- **EXERCISE**:
Pull every "USDJPY" line out of the data below.

● ● ● ● ●

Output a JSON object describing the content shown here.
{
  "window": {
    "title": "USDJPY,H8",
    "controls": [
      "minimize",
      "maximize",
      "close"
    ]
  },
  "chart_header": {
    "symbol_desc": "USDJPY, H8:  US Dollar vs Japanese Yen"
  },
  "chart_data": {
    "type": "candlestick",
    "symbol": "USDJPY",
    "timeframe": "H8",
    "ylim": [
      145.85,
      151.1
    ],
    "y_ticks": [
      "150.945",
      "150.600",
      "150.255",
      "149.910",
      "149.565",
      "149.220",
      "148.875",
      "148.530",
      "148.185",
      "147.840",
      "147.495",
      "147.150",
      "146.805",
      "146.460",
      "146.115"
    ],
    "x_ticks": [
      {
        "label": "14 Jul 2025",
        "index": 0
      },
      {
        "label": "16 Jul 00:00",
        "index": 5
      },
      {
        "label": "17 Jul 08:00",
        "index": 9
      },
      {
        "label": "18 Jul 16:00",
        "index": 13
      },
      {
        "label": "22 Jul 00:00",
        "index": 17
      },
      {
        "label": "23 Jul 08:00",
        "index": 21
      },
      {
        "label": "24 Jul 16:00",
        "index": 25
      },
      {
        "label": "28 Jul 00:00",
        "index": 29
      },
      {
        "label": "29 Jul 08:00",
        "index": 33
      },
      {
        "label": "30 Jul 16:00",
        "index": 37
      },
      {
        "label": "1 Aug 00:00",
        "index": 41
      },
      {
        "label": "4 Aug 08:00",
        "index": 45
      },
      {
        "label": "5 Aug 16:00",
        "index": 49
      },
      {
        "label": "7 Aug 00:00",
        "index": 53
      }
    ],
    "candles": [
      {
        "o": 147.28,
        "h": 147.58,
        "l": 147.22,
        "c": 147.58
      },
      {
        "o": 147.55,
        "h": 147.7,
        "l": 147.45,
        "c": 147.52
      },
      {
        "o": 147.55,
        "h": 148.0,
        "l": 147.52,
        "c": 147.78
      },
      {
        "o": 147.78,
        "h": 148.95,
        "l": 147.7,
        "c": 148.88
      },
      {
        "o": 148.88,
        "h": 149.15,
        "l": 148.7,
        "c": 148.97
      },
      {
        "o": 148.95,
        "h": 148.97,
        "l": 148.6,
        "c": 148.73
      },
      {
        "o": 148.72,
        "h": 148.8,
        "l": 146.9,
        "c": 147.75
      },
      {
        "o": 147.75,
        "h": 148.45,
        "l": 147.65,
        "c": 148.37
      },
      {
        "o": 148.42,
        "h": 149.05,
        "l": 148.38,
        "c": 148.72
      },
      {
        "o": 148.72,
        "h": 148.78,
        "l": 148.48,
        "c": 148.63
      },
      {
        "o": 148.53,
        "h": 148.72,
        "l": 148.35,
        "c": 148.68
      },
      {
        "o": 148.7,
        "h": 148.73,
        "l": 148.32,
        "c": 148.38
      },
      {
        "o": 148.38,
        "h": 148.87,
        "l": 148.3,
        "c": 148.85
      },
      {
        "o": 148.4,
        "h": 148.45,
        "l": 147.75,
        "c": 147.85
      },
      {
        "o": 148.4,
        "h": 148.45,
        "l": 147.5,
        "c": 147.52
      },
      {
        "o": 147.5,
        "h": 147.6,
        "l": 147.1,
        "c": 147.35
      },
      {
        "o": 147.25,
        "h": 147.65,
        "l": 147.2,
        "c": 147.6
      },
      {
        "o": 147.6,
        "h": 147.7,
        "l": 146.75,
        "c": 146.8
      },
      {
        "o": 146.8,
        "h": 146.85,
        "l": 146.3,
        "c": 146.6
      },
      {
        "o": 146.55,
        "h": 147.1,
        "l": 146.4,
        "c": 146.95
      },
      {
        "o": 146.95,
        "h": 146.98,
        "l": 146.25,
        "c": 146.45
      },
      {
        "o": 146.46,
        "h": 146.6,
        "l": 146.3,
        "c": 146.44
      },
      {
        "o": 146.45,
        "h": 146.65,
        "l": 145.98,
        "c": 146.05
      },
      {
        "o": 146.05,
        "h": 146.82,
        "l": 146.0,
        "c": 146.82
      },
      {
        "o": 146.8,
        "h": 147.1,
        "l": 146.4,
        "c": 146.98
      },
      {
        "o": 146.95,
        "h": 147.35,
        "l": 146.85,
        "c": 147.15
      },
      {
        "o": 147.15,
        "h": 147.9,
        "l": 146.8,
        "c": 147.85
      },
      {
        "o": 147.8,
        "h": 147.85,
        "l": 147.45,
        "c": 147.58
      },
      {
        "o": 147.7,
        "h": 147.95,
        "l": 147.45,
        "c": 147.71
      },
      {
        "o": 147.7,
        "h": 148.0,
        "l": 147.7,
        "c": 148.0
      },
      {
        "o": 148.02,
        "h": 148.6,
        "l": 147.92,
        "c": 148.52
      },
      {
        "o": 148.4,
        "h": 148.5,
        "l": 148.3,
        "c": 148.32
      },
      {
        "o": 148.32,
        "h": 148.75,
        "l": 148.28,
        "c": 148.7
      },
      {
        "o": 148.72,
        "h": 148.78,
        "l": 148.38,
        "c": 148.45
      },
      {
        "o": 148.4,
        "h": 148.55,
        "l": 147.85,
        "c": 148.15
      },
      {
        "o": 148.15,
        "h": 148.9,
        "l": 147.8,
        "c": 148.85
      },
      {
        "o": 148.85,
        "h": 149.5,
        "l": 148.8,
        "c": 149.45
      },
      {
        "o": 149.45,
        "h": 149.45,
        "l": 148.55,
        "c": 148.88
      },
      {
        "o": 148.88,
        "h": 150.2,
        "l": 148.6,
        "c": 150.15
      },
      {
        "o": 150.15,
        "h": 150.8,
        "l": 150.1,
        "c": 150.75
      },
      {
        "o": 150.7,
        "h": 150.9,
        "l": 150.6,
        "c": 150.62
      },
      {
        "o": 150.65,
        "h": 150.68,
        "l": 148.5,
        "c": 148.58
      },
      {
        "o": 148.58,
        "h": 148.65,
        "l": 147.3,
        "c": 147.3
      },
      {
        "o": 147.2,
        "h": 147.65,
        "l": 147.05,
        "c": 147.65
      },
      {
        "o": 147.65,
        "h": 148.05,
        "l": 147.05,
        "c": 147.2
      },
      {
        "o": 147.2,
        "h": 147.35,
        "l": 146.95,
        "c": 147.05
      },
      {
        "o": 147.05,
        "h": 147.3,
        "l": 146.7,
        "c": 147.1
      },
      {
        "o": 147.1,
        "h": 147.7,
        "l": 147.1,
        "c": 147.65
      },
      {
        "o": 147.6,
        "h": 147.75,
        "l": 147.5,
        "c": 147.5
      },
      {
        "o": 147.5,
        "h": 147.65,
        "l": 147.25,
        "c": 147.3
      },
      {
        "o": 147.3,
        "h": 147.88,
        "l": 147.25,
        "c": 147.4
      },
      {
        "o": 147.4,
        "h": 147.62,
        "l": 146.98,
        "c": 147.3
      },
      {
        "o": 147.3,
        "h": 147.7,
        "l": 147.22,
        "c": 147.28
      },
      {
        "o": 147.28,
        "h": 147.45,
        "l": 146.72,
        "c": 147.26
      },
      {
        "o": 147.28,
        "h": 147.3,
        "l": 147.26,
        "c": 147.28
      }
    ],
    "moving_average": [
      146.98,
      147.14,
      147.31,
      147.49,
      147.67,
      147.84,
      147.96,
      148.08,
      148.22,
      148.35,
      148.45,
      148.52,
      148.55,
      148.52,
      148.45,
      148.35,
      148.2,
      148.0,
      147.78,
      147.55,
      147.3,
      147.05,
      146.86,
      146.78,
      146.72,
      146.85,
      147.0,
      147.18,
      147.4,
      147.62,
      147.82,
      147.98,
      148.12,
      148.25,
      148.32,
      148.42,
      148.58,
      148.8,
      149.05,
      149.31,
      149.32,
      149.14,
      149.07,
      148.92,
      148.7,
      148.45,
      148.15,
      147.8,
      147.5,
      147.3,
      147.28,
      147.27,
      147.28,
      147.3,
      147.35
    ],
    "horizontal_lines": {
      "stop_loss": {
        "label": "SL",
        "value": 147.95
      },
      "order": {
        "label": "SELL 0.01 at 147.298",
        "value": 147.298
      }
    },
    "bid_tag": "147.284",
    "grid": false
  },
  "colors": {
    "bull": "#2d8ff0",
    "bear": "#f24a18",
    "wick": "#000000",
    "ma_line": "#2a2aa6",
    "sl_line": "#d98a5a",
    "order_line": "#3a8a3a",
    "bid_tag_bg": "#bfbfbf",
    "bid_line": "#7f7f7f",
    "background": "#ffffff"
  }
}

● ● ● ● ●

- **SOLUTION TO THE EXERCISE**:
    "title": "USDJPY,H8",
    "symbol_desc": "USDJPY, H8:  US Dollar vs Japanese Yen"
    "symbol": "USDJPY",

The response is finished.